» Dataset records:
====

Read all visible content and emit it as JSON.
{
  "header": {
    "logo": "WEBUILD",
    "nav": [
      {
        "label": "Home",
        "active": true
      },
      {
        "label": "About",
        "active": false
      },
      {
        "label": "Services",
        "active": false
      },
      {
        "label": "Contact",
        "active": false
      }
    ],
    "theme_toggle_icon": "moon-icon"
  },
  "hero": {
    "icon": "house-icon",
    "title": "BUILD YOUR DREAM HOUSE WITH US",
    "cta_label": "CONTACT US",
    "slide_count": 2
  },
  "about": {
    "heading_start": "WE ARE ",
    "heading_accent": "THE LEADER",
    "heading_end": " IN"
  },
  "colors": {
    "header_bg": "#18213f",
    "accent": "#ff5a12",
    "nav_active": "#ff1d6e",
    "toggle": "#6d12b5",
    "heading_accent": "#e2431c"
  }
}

====

All of the lines above must be returned exactly.

» Task result:
Read all visible content and emit it as JSON.
{
  "header": {
    "logo": "WEBUILD",
    "nav": [
      {
        "label": "Home",
        "active": true
      },
      {
        "label": "About",
        "active": false
      },
      {
        "label": "Services",
        "active": false
      },
      {
        "label": "Contact",
        "active": false
      }
    ],
    "theme_toggle_icon": "moon-icon"
  },
  "hero": {
    "icon": "house-icon",
    "title": "BUILD YOUR DREAM HOUSE WITH US",
    "cta_label": "CONTACT US",
    "slide_count": 2
  },
  "about": {
    "heading_start": "WE ARE ",
    "heading_accent": "THE LEADER",
    "heading_end": " IN"
  },
  "colors": {
    "header_bg": "#18213f",
    "accent": "#ff5a12",
    "nav_active": "#ff1d6e",
    "toggle": "#6d12b5",
    "heading_accent": "#e2431c"
  }
}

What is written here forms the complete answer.